#### PROBLEM DESCRIPTION:
Your task is to transcribe the records exactly, skipping every image.

#### STORED RECORDS:
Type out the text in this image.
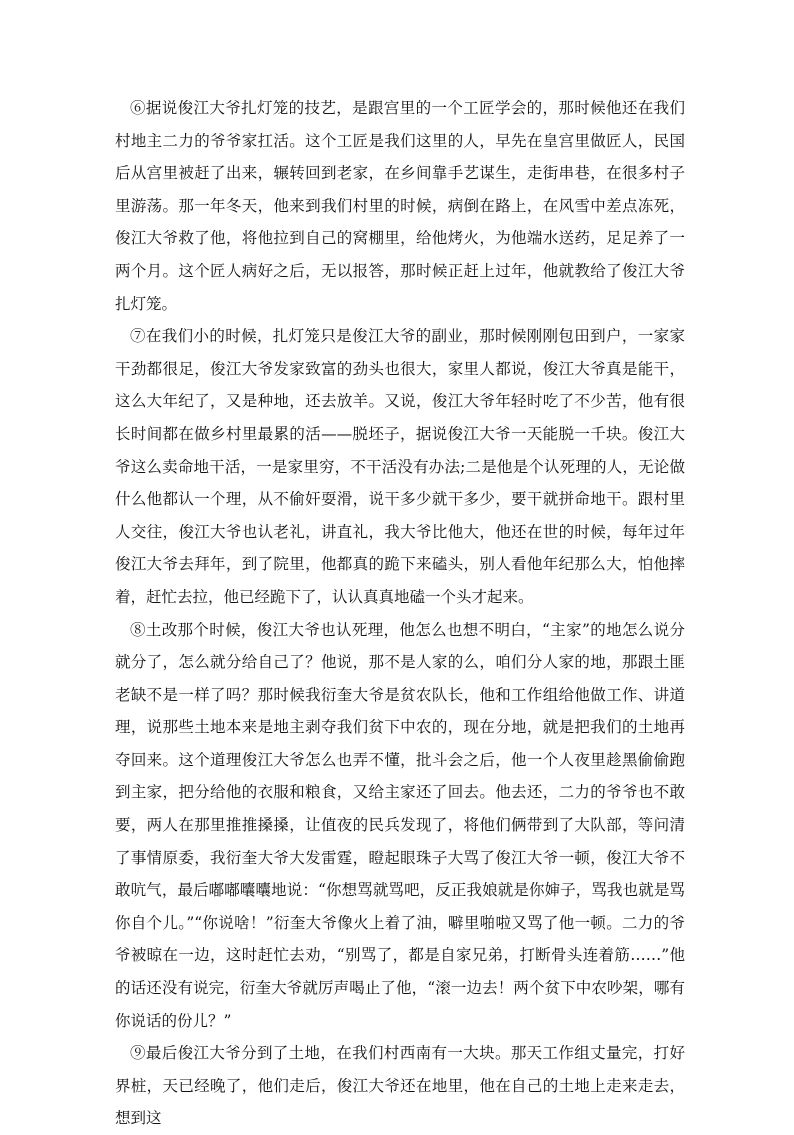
⑥据说俊江大爷扎灯笼的技艺，是跟宫里的一个工匠学会的，那时候他还在我们村地主二力的爷爷家扛活。这个工匠是我们这里的人，早先在皇宫里做匠人，民国后从宫里被赶了出来，辗转回到老家，在乡间靠手艺谋生，走街串巷，在很多村子里游荡。那一年冬天，他来到我们村里的时候，病倒在路上，在风雪中差点冻死，俊江大爷救了他，将他拉到自己的窝棚里，给他烤火，为他端水送药，足足养了一两个月。这个匠人病好之后，无以报答，那时候正赶上过年，他就教给了俊江大爷扎灯笼。

⑦在我们小的时候，扎灯笼只是俊江大爷的副业，那时候刚刚包田到户，一家家干劲都很足，俊江大爷发家致富的劲头也很大，家里人都说，俊江大爷真是能干，这么大年纪了，又是种地，还去放羊。又说，俊江大爷年轻时吃了不少苦，他有很长时间都在做乡村里最累的活——脱坯子，据说俊江大爷一天能脱一千块。俊江大爷这么卖命地干活，一是家里穷，不干活没有办法;二是他是个认死理的人，无论做什么他都认一个理，从不偷奸耍滑，说干多少就干多少，要干就拼命地干。跟村里人交往，俊江大爷也认老礼，讲直礼，我大爷比他大，他还在世的时候，每年过年俊江大爷去拜年，到了院里，他都真的跪下来磕头，别人看他年纪那么大，怕他摔着，赶忙去拉，他已经跪下了，认认真真地磕一个头才起来。

⑧土改那个时候，俊江大爷也认死理，他怎么也想不明白，“主家”的地怎么说分就分了，怎么就分给自己了？他说，那不是人家的么，咱们分人家的地，那跟土匪老缺不是一样了吗？那时候我衍奎大爷是贫农队长，他和工作组给他做工作、讲道理，说那些土地本来是地主剥夺我们贫下中农的，现在分地，就是把我们的土地再夺回来。这个道理俊江大爷怎么也弄不懂，批斗会之后，他一个人夜里趁黑偷偷跑到主家，把分给他的衣服和粮食，又给主家还了回去。他去还，二力的爷爷也不敢要，两人在那里推推搡搡，让值夜的民兵发现了，将他们俩带到了大队部，等问清了事情原委，我衍奎大爷大发雷霆，瞪起眼珠子大骂了俊江大爷一顿，俊江大爷不敢吭气，最后嘟嘟囔囔地说：“你想骂就骂吧，反正我娘就是你婶子，骂我也就是骂你自个儿。”“你说啥！”衍奎大爷像火上着了油，噼里啪啦又骂了他一顿。二力的爷爷被晾在一边，这时赶忙去劝，“别骂了，都是自家兄弟，打断骨头连着筋……”他的话还没有说完，衍奎大爷就厉声喝止了他，“滚一边去！两个贫下中农吵架，哪有你说话的份儿？”

⑨最后俊江大爷分到了土地，在我们村西南有一大块。那天工作组丈量完，打好界桩，天已经晚了，他们走后，俊江大爷还在地里，他在自己的土地上走来走去，想到这
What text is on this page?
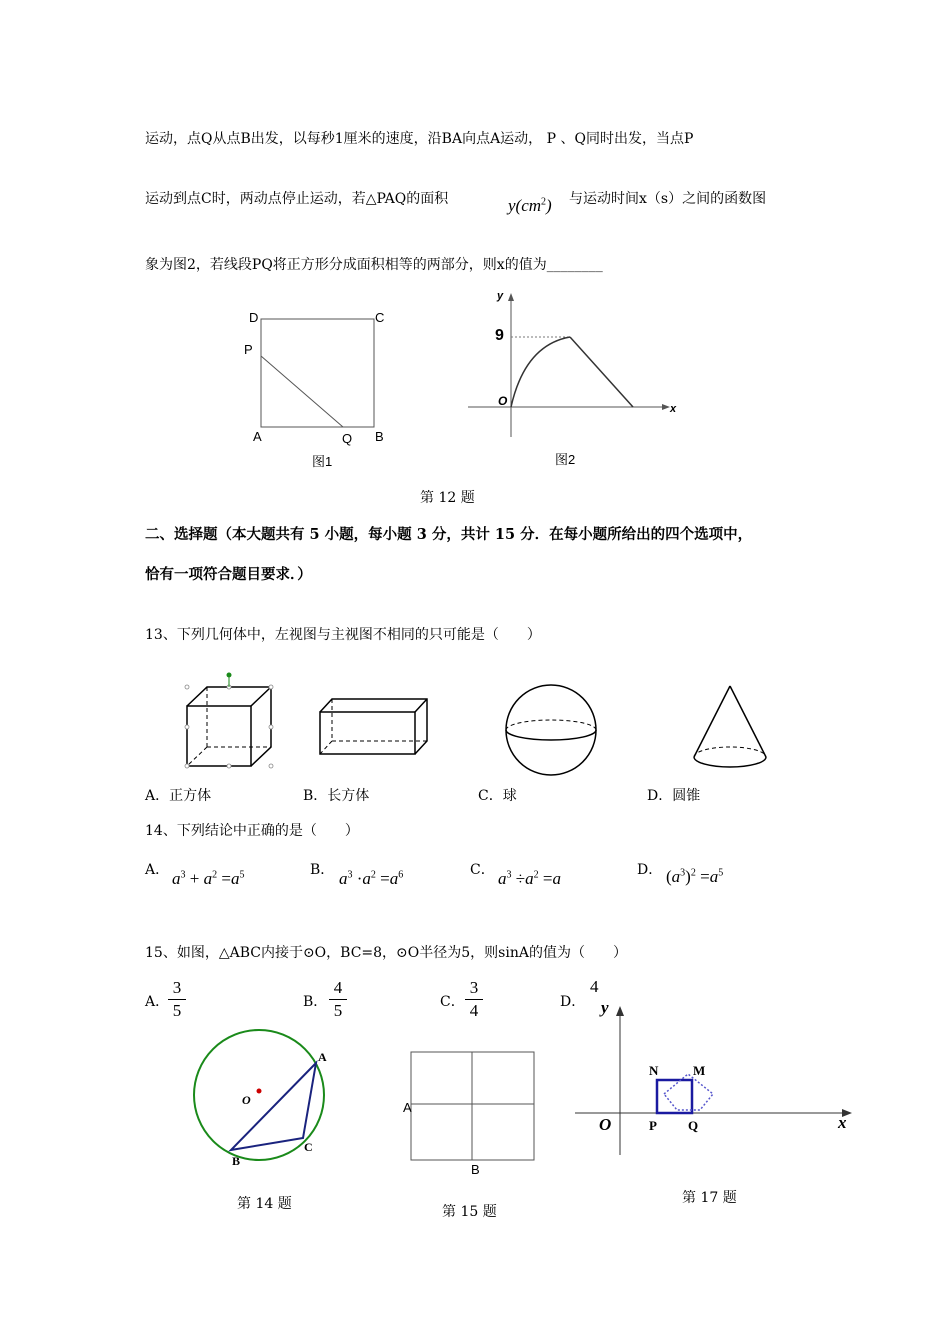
运动，点Q从点B出发，以每秒1厘米的速度，沿BA向点A运动， P 、Q同时出发，当点P
运动到点C时，两动点停止运动，若△PAQ的面积	$y(cm^2)$ 与运动时间x（s）之间的函数图
象为图2，若线段PQ将正方形分成面积相等的两部分，则x的值为________
D	C
P
A	Q B
图1
y
x
O
9
图2
第 12 题
二、选择题（本大题共有 5 小题，每小题 3 分，共计 15 分．在每小题所给出的四个选项中，
恰有一项符合题目要求．）
13、下列几何体中，左视图与主视图不相同的只可能是（　　）
A．正方体	B．长方体	C．球	D．圆锥
14、下列结论中正确的是（　　）
A．	B．	C．	D．
$a^3 + a^2 =a^5$	$a^3 \cdot a^2 =a^6$	$a^3 \div a^2 =a$	$(a^3)^2 =a^5$
15、如图，△ABC内接于⊙O，BC=8，⊙O半径为5，则sinA的值为（　　）
A．	B．	C．	D．
3
5
4
5
3
4
4
A
O
B
C
第 14 题
A
B
第 15 题
y
N	M
O	P Q	x
第 17 题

#### WRITTEN ANSWER:
Type out the text in this image.
⑥据说俊江大爷扎灯笼的技艺，是跟宫里的一个工匠学会的，那时候他还在我们村地主二力的爷爷家扛活。这个工匠是我们这里的人，早先在皇宫里做匠人，民国后从宫里被赶了出来，辗转回到老家，在乡间靠手艺谋生，走街串巷，在很多村子里游荡。那一年冬天，他来到我们村里的时候，病倒在路上，在风雪中差点冻死，俊江大爷救了他，将他拉到自己的窝棚里，给他烤火，为他端水送药，足足养了一两个月。这个匠人病好之后，无以报答，那时候正赶上过年，他就教给了俊江大爷扎灯笼。

⑦在我们小的时候，扎灯笼只是俊江大爷的副业，那时候刚刚包田到户，一家家干劲都很足，俊江大爷发家致富的劲头也很大，家里人都说，俊江大爷真是能干，这么大年纪了，又是种地，还去放羊。又说，俊江大爷年轻时吃了不少苦，他有很长时间都在做乡村里最累的活——脱坯子，据说俊江大爷一天能脱一千块。俊江大爷这么卖命地干活，一是家里穷，不干活没有办法;二是他是个认死理的人，无论做什么他都认一个理，从不偷奸耍滑，说干多少就干多少，要干就拼命地干。跟村里人交往，俊江大爷也认老礼，讲直礼，我大爷比他大，他还在世的时候，每年过年俊江大爷去拜年，到了院里，他都真的跪下来磕头，别人看他年纪那么大，怕他摔着，赶忙去拉，他已经跪下了，认认真真地磕一个头才起来。

⑧土改那个时候，俊江大爷也认死理，他怎么也想不明白，“主家”的地怎么说分就分了，怎么就分给自己了？他说，那不是人家的么，咱们分人家的地，那跟土匪老缺不是一样了吗？那时候我衍奎大爷是贫农队长，他和工作组给他做工作、讲道理，说那些土地本来是地主剥夺我们贫下中农的，现在分地，就是把我们的土地再夺回来。这个道理俊江大爷怎么也弄不懂，批斗会之后，他一个人夜里趁黑偷偷跑到主家，把分给他的衣服和粮食，又给主家还了回去。他去还，二力的爷爷也不敢要，两人在那里推推搡搡，让值夜的民兵发现了，将他们俩带到了大队部，等问清了事情原委，我衍奎大爷大发雷霆，瞪起眼珠子大骂了俊江大爷一顿，俊江大爷不敢吭气，最后嘟嘟囔囔地说：“你想骂就骂吧，反正我娘就是你婶子，骂我也就是骂你自个儿。”“你说啥！”衍奎大爷像火上着了油，噼里啪啦又骂了他一顿。二力的爷爷被晾在一边，这时赶忙去劝，“别骂了，都是自家兄弟，打断骨头连着筋……”他的话还没有说完，衍奎大爷就厉声喝止了他，“滚一边去！两个贫下中农吵架，哪有你说话的份儿？”

⑨最后俊江大爷分到了土地，在我们村西南有一大块。那天工作组丈量完，打好界桩，天已经晚了，他们走后，俊江大爷还在地里，他在自己的土地上走来走去，想到这
What text is on this page?
运动，点Q从点B出发，以每秒1厘米的速度，沿BA向点A运动， P 、Q同时出发，当点P
运动到点C时，两动点停止运动，若△PAQ的面积	$y(cm^2)$ 与运动时间x（s）之间的函数图
象为图2，若线段PQ将正方形分成面积相等的两部分，则x的值为________
D	C
P
A	Q B
图1
y
x
O
9
图2
第 12 题
二、选择题（本大题共有 5 小题，每小题 3 分，共计 15 分．在每小题所给出的四个选项中，
恰有一项符合题目要求．）
13、下列几何体中，左视图与主视图不相同的只可能是（　　）
A．正方体	B．长方体	C．球	D．圆锥
14、下列结论中正确的是（　　）
A．	B．	C．	D．
$a^3 + a^2 =a^5$	$a^3 \cdot a^2 =a^6$	$a^3 \div a^2 =a$	$(a^3)^2 =a^5$
15、如图，△ABC内接于⊙O，BC=8，⊙O半径为5，则sinA的值为（　　）
A．	B．	C．	D．
3
5
4
5
3
4
4
A
O
B
C
第 14 题
A
B
第 15 题
y
N	M
O	P Q	x
第 17 题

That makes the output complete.